MATERIAL SHOWN –
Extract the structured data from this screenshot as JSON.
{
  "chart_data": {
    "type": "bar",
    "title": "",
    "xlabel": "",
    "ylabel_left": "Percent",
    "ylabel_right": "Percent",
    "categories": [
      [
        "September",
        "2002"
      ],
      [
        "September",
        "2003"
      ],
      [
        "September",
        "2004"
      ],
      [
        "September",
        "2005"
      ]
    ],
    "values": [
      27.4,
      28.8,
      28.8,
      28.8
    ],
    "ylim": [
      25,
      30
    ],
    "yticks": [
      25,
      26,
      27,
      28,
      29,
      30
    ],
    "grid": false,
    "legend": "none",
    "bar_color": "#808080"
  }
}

...

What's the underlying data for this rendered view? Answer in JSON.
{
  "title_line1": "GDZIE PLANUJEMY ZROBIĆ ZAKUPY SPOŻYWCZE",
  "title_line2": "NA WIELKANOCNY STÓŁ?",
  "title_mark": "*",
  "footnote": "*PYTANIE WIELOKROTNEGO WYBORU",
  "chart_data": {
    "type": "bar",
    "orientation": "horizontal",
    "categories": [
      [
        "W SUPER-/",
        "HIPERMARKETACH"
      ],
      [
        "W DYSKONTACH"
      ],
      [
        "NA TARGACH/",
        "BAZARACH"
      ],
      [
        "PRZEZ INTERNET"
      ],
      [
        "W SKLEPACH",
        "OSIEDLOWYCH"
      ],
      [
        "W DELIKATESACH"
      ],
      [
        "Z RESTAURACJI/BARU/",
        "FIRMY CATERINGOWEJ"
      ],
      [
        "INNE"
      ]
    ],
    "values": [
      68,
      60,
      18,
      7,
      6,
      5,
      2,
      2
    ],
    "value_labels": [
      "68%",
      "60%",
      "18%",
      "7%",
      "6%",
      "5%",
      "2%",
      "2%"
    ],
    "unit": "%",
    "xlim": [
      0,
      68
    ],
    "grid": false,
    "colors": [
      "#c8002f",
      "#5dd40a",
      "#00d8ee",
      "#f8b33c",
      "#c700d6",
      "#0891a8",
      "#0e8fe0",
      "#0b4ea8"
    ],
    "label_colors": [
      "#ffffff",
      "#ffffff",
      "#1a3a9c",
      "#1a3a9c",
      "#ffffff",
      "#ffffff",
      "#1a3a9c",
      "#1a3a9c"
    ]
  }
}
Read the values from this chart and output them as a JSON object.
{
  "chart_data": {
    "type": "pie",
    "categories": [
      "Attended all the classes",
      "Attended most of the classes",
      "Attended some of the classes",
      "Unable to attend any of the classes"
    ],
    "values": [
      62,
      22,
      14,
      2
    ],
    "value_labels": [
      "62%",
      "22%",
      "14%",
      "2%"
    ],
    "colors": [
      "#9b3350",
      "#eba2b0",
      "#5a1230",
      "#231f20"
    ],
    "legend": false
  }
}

* * *

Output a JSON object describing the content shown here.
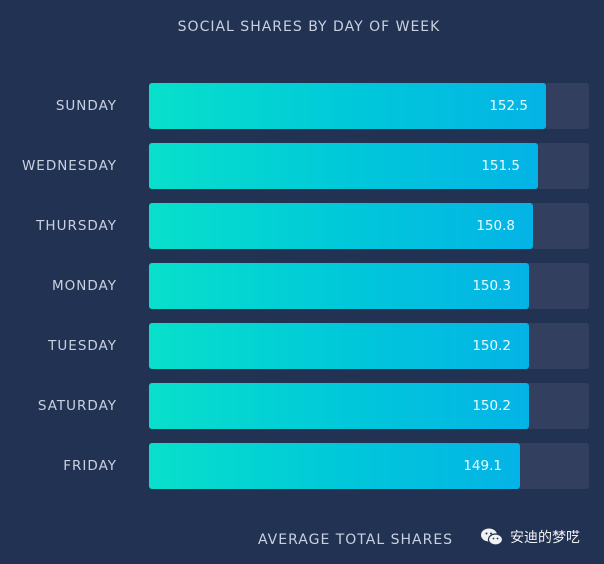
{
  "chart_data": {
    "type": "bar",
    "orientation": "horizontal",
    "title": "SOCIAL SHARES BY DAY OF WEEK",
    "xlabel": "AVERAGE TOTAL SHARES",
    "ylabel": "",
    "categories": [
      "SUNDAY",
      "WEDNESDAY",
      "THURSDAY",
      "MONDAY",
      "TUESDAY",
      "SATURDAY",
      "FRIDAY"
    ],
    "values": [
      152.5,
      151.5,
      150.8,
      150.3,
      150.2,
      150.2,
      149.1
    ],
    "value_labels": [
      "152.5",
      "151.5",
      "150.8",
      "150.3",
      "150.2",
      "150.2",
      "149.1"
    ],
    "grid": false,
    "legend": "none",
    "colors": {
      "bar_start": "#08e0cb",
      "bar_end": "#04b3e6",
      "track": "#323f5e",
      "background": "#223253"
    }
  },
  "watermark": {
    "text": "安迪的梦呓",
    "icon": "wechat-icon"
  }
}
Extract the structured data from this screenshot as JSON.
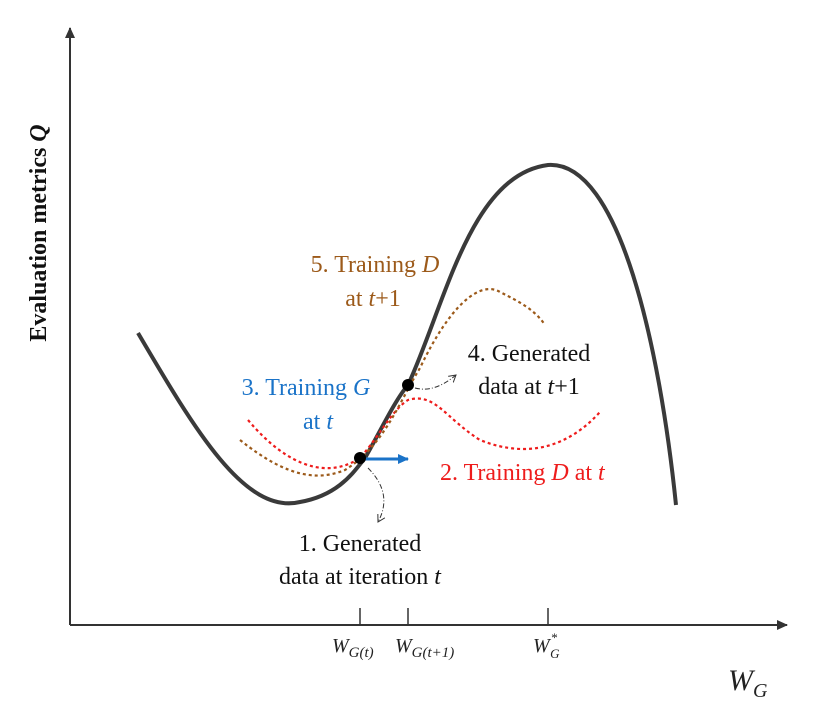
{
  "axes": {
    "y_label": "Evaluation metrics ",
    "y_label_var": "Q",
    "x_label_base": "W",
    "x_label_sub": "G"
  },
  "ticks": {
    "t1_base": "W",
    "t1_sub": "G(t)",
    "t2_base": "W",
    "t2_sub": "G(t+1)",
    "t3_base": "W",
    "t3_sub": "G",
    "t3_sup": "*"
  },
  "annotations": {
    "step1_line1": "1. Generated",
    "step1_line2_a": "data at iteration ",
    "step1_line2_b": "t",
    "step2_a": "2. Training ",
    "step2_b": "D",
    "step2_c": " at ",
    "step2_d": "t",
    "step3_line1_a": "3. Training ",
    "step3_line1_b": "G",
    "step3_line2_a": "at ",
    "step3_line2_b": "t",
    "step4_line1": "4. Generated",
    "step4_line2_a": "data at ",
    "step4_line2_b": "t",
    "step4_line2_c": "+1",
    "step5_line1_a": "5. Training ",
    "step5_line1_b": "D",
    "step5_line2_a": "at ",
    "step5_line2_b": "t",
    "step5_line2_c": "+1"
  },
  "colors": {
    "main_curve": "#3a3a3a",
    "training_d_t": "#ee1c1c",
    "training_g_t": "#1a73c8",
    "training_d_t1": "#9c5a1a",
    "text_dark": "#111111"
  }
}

PROBLEM DETAILS – From the records above, pull out every line containing the word "classes".

EXERCISE OUTPUT –
      "Attended all the classes",
      "Attended most of the classes",
      "Attended some of the classes",
      "Unable to attend any of the classes"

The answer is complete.